**Your assignment**:
Each entry below is to be duplicated verbatim.

[[ Dataset records open ]]

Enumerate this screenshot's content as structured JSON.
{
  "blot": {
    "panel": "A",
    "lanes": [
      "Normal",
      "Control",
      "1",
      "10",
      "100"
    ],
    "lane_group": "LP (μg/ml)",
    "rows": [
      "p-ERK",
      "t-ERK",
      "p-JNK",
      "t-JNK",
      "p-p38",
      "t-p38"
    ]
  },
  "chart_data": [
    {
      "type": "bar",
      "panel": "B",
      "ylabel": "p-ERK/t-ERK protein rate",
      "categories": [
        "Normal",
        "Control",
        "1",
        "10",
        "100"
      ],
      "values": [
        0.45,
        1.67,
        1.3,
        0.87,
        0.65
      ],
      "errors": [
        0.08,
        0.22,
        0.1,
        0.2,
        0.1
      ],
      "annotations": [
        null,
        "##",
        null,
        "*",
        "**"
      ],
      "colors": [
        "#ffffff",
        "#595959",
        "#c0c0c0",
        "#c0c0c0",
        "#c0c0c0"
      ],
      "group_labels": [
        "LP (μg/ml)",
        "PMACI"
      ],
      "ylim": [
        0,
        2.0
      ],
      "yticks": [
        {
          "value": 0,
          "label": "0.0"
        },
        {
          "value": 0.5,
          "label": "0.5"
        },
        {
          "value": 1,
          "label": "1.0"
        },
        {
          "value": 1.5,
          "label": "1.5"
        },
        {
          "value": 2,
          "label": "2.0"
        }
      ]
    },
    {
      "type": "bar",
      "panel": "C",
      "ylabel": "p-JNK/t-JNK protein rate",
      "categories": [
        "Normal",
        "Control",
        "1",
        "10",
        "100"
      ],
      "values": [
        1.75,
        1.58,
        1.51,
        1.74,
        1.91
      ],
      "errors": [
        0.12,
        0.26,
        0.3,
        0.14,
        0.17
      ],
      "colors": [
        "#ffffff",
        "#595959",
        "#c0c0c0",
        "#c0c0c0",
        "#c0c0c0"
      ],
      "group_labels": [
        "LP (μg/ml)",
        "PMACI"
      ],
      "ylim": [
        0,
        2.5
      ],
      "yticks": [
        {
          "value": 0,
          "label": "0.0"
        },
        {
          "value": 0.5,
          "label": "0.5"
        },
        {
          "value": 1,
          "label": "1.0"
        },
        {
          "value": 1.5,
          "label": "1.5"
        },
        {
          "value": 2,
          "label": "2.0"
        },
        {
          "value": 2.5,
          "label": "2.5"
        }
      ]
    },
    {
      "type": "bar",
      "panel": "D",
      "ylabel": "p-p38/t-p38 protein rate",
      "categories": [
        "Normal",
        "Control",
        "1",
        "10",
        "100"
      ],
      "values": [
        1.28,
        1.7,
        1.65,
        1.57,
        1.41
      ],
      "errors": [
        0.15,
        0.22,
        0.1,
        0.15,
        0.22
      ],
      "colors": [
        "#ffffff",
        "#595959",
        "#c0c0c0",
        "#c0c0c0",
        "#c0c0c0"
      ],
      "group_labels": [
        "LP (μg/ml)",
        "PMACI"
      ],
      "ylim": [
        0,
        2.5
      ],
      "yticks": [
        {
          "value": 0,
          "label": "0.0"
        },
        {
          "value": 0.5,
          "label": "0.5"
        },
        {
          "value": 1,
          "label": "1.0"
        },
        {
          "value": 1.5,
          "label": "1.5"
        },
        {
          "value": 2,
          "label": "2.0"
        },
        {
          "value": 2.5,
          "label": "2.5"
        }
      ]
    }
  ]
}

[[ Dataset records closed ]]

**Result of this exercise**:
Enumerate this screenshot's content as structured JSON.
{
  "blot": {
    "panel": "A",
    "lanes": [
      "Normal",
      "Control",
      "1",
      "10",
      "100"
    ],
    "lane_group": "LP (μg/ml)",
    "rows": [
      "p-ERK",
      "t-ERK",
      "p-JNK",
      "t-JNK",
      "p-p38",
      "t-p38"
    ]
  },
  "chart_data": [
    {
      "type": "bar",
      "panel": "B",
      "ylabel": "p-ERK/t-ERK protein rate",
      "categories": [
        "Normal",
        "Control",
        "1",
        "10",
        "100"
      ],
      "values": [
        0.45,
        1.67,
        1.3,
        0.87,
        0.65
      ],
      "errors": [
        0.08,
        0.22,
        0.1,
        0.2,
        0.1
      ],
      "annotations": [
        null,
        "##",
        null,
        "*",
        "**"
      ],
      "colors": [
        "#ffffff",
        "#595959",
        "#c0c0c0",
        "#c0c0c0",
        "#c0c0c0"
      ],
      "group_labels": [
        "LP (μg/ml)",
        "PMACI"
      ],
      "ylim": [
        0,
        2.0
      ],
      "yticks": [
        {
          "value": 0,
          "label": "0.0"
        },
        {
          "value": 0.5,
          "label": "0.5"
        },
        {
          "value": 1,
          "label": "1.0"
        },
        {
          "value": 1.5,
          "label": "1.5"
        },
        {
          "value": 2,
          "label": "2.0"
        }
      ]
    },
    {
      "type": "bar",
      "panel": "C",
      "ylabel": "p-JNK/t-JNK protein rate",
      "categories": [
        "Normal",
        "Control",
        "1",
        "10",
        "100"
      ],
      "values": [
        1.75,
        1.58,
        1.51,
        1.74,
        1.91
      ],
      "errors": [
        0.12,
        0.26,
        0.3,
        0.14,
        0.17
      ],
      "colors": [
        "#ffffff",
        "#595959",
        "#c0c0c0",
        "#c0c0c0",
        "#c0c0c0"
      ],
      "group_labels": [
        "LP (μg/ml)",
        "PMACI"
      ],
      "ylim": [
        0,
        2.5
      ],
      "yticks": [
        {
          "value": 0,
          "label": "0.0"
        },
        {
          "value": 0.5,
          "label": "0.5"
        },
        {
          "value": 1,
          "label": "1.0"
        },
        {
          "value": 1.5,
          "label": "1.5"
        },
        {
          "value": 2,
          "label": "2.0"
        },
        {
          "value": 2.5,
          "label": "2.5"
        }
      ]
    },
    {
      "type": "bar",
      "panel": "D",
      "ylabel": "p-p38/t-p38 protein rate",
      "categories": [
        "Normal",
        "Control",
        "1",
        "10",
        "100"
      ],
      "values": [
        1.28,
        1.7,
        1.65,
        1.57,
        1.41
      ],
      "errors": [
        0.15,
        0.22,
        0.1,
        0.15,
        0.22
      ],
      "colors": [
        "#ffffff",
        "#595959",
        "#c0c0c0",
        "#c0c0c0",
        "#c0c0c0"
      ],
      "group_labels": [
        "LP (μg/ml)",
        "PMACI"
      ],
      "ylim": [
        0,
        2.5
      ],
      "yticks": [
        {
          "value": 0,
          "label": "0.0"
        },
        {
          "value": 0.5,
          "label": "0.5"
        },
        {
          "value": 1,
          "label": "1.0"
        },
        {
          "value": 1.5,
          "label": "1.5"
        },
        {
          "value": 2,
          "label": "2.0"
        },
        {
          "value": 2.5,
          "label": "2.5"
        }
      ]
    }
  ]
}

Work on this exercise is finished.